╭──

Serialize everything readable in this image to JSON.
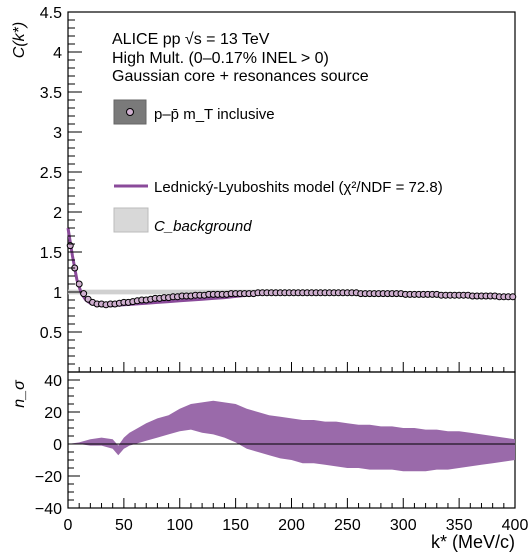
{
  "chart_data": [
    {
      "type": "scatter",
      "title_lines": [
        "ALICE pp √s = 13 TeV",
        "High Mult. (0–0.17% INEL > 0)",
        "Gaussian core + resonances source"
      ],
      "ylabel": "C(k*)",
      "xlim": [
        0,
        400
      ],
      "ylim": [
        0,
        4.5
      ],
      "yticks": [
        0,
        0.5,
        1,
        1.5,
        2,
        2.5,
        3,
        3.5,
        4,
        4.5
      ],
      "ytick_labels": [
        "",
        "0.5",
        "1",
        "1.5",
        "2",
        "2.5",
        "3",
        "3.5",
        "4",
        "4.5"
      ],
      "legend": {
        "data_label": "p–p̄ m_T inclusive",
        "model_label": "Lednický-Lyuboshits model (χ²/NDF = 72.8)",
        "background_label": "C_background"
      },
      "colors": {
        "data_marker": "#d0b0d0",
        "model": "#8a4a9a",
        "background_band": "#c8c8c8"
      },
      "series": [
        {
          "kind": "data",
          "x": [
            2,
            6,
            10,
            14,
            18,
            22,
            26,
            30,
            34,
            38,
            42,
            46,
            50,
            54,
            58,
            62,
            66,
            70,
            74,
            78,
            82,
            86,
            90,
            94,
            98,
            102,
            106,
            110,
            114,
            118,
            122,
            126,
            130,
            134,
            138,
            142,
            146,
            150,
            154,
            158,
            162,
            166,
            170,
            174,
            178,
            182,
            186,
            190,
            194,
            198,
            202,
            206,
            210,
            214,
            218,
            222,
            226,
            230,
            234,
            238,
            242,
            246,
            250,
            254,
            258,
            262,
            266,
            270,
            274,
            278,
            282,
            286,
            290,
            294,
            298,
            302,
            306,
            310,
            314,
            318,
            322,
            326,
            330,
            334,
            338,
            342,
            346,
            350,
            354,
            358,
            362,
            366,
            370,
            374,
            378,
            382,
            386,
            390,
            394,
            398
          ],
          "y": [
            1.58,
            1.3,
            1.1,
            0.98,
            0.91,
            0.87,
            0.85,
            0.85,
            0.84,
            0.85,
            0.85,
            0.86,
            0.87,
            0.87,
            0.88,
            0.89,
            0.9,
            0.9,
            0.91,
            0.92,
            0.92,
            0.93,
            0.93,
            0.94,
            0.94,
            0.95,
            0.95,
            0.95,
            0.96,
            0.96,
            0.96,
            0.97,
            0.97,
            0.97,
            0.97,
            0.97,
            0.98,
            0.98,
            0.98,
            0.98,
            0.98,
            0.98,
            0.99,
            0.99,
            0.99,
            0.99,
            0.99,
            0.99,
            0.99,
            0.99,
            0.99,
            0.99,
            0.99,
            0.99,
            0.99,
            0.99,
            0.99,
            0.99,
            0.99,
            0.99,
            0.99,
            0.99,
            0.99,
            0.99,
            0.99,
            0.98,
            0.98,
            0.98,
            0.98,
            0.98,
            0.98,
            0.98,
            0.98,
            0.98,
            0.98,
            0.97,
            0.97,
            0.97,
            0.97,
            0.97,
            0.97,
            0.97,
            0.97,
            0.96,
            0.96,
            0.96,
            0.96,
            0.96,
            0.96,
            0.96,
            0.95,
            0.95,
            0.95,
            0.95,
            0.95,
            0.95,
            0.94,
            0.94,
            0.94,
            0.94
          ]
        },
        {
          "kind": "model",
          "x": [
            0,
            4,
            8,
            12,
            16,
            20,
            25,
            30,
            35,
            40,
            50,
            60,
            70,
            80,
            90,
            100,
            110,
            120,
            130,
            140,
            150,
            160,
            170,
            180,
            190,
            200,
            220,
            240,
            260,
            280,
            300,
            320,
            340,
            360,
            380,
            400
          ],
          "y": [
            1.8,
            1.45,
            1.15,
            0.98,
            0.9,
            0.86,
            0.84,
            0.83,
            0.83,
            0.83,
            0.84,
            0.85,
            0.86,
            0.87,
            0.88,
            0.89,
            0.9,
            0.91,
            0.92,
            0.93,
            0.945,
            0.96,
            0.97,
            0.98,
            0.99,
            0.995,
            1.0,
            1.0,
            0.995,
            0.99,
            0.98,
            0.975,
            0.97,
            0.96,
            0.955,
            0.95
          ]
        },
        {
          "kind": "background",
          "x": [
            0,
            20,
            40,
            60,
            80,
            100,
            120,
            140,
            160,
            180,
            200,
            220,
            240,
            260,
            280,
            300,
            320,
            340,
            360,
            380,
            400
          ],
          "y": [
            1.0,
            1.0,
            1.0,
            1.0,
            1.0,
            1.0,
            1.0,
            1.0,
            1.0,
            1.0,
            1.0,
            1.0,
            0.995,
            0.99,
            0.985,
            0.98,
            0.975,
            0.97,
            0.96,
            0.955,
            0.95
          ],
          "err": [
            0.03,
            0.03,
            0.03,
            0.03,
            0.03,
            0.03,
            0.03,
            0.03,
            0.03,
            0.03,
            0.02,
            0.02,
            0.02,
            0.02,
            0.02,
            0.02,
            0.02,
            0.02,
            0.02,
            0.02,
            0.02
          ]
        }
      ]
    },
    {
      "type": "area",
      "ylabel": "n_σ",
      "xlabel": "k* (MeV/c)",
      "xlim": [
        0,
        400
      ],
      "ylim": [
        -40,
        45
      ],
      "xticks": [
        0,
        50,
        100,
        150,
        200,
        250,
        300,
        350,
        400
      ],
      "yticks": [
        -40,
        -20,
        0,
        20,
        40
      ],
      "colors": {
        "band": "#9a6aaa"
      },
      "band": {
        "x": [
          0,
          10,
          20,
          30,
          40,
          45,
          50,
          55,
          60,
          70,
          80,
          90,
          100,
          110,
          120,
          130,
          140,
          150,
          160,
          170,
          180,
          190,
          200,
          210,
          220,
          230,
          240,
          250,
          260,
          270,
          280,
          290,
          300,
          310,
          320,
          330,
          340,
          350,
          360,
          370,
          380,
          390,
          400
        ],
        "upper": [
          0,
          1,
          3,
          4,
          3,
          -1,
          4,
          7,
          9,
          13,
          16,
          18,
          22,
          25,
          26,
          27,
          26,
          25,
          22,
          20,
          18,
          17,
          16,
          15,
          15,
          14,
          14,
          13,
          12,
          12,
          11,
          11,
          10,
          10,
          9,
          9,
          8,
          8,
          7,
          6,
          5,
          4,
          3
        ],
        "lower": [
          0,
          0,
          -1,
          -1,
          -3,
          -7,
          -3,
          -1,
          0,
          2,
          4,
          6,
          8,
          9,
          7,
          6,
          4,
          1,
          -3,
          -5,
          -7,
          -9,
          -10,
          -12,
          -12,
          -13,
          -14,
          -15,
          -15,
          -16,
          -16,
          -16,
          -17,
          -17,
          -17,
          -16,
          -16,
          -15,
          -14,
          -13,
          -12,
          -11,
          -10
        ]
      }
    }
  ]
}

╰──

## Your instructions:
All of the data needs repeating exactly, but the pictures do not.

## Result:
Serialize everything readable in this image to JSON.
{
  "chart_data": [
    {
      "type": "scatter",
      "title_lines": [
        "ALICE pp √s = 13 TeV",
        "High Mult. (0–0.17% INEL > 0)",
        "Gaussian core + resonances source"
      ],
      "ylabel": "C(k*)",
      "xlim": [
        0,
        400
      ],
      "ylim": [
        0,
        4.5
      ],
      "yticks": [
        0,
        0.5,
        1,
        1.5,
        2,
        2.5,
        3,
        3.5,
        4,
        4.5
      ],
      "ytick_labels": [
        "",
        "0.5",
        "1",
        "1.5",
        "2",
        "2.5",
        "3",
        "3.5",
        "4",
        "4.5"
      ],
      "legend": {
        "data_label": "p–p̄ m_T inclusive",
        "model_label": "Lednický-Lyuboshits model (χ²/NDF = 72.8)",
        "background_label": "C_background"
      },
      "colors": {
        "data_marker": "#d0b0d0",
        "model": "#8a4a9a",
        "background_band": "#c8c8c8"
      },
      "series": [
        {
          "kind": "data",
          "x": [
            2,
            6,
            10,
            14,
            18,
            22,
            26,
            30,
            34,
            38,
            42,
            46,
            50,
            54,
            58,
            62,
            66,
            70,
            74,
            78,
            82,
            86,
            90,
            94,
            98,
            102,
            106,
            110,
            114,
            118,
            122,
            126,
            130,
            134,
            138,
            142,
            146,
            150,
            154,
            158,
            162,
            166,
            170,
            174,
            178,
            182,
            186,
            190,
            194,
            198,
            202,
            206,
            210,
            214,
            218,
            222,
            226,
            230,
            234,
            238,
            242,
            246,
            250,
            254,
            258,
            262,
            266,
            270,
            274,
            278,
            282,
            286,
            290,
            294,
            298,
            302,
            306,
            310,
            314,
            318,
            322,
            326,
            330,
            334,
            338,
            342,
            346,
            350,
            354,
            358,
            362,
            366,
            370,
            374,
            378,
            382,
            386,
            390,
            394,
            398
          ],
          "y": [
            1.58,
            1.3,
            1.1,
            0.98,
            0.91,
            0.87,
            0.85,
            0.85,
            0.84,
            0.85,
            0.85,
            0.86,
            0.87,
            0.87,
            0.88,
            0.89,
            0.9,
            0.9,
            0.91,
            0.92,
            0.92,
            0.93,
            0.93,
            0.94,
            0.94,
            0.95,
            0.95,
            0.95,
            0.96,
            0.96,
            0.96,
            0.97,
            0.97,
            0.97,
            0.97,
            0.97,
            0.98,
            0.98,
            0.98,
            0.98,
            0.98,
            0.98,
            0.99,
            0.99,
            0.99,
            0.99,
            0.99,
            0.99,
            0.99,
            0.99,
            0.99,
            0.99,
            0.99,
            0.99,
            0.99,
            0.99,
            0.99,
            0.99,
            0.99,
            0.99,
            0.99,
            0.99,
            0.99,
            0.99,
            0.99,
            0.98,
            0.98,
            0.98,
            0.98,
            0.98,
            0.98,
            0.98,
            0.98,
            0.98,
            0.98,
            0.97,
            0.97,
            0.97,
            0.97,
            0.97,
            0.97,
            0.97,
            0.97,
            0.96,
            0.96,
            0.96,
            0.96,
            0.96,
            0.96,
            0.96,
            0.95,
            0.95,
            0.95,
            0.95,
            0.95,
            0.95,
            0.94,
            0.94,
            0.94,
            0.94
          ]
        },
        {
          "kind": "model",
          "x": [
            0,
            4,
            8,
            12,
            16,
            20,
            25,
            30,
            35,
            40,
            50,
            60,
            70,
            80,
            90,
            100,
            110,
            120,
            130,
            140,
            150,
            160,
            170,
            180,
            190,
            200,
            220,
            240,
            260,
            280,
            300,
            320,
            340,
            360,
            380,
            400
          ],
          "y": [
            1.8,
            1.45,
            1.15,
            0.98,
            0.9,
            0.86,
            0.84,
            0.83,
            0.83,
            0.83,
            0.84,
            0.85,
            0.86,
            0.87,
            0.88,
            0.89,
            0.9,
            0.91,
            0.92,
            0.93,
            0.945,
            0.96,
            0.97,
            0.98,
            0.99,
            0.995,
            1.0,
            1.0,
            0.995,
            0.99,
            0.98,
            0.975,
            0.97,
            0.96,
            0.955,
            0.95
          ]
        },
        {
          "kind": "background",
          "x": [
            0,
            20,
            40,
            60,
            80,
            100,
            120,
            140,
            160,
            180,
            200,
            220,
            240,
            260,
            280,
            300,
            320,
            340,
            360,
            380,
            400
          ],
          "y": [
            1.0,
            1.0,
            1.0,
            1.0,
            1.0,
            1.0,
            1.0,
            1.0,
            1.0,
            1.0,
            1.0,
            1.0,
            0.995,
            0.99,
            0.985,
            0.98,
            0.975,
            0.97,
            0.96,
            0.955,
            0.95
          ],
          "err": [
            0.03,
            0.03,
            0.03,
            0.03,
            0.03,
            0.03,
            0.03,
            0.03,
            0.03,
            0.03,
            0.02,
            0.02,
            0.02,
            0.02,
            0.02,
            0.02,
            0.02,
            0.02,
            0.02,
            0.02,
            0.02
          ]
        }
      ]
    },
    {
      "type": "area",
      "ylabel": "n_σ",
      "xlabel": "k* (MeV/c)",
      "xlim": [
        0,
        400
      ],
      "ylim": [
        -40,
        45
      ],
      "xticks": [
        0,
        50,
        100,
        150,
        200,
        250,
        300,
        350,
        400
      ],
      "yticks": [
        -40,
        -20,
        0,
        20,
        40
      ],
      "colors": {
        "band": "#9a6aaa"
      },
      "band": {
        "x": [
          0,
          10,
          20,
          30,
          40,
          45,
          50,
          55,
          60,
          70,
          80,
          90,
          100,
          110,
          120,
          130,
          140,
          150,
          160,
          170,
          180,
          190,
          200,
          210,
          220,
          230,
          240,
          250,
          260,
          270,
          280,
          290,
          300,
          310,
          320,
          330,
          340,
          350,
          360,
          370,
          380,
          390,
          400
        ],
        "upper": [
          0,
          1,
          3,
          4,
          3,
          -1,
          4,
          7,
          9,
          13,
          16,
          18,
          22,
          25,
          26,
          27,
          26,
          25,
          22,
          20,
          18,
          17,
          16,
          15,
          15,
          14,
          14,
          13,
          12,
          12,
          11,
          11,
          10,
          10,
          9,
          9,
          8,
          8,
          7,
          6,
          5,
          4,
          3
        ],
        "lower": [
          0,
          0,
          -1,
          -1,
          -3,
          -7,
          -3,
          -1,
          0,
          2,
          4,
          6,
          8,
          9,
          7,
          6,
          4,
          1,
          -3,
          -5,
          -7,
          -9,
          -10,
          -12,
          -12,
          -13,
          -14,
          -15,
          -15,
          -16,
          -16,
          -16,
          -17,
          -17,
          -17,
          -16,
          -16,
          -15,
          -14,
          -13,
          -12,
          -11,
          -10
        ]
      }
    }
  ]
}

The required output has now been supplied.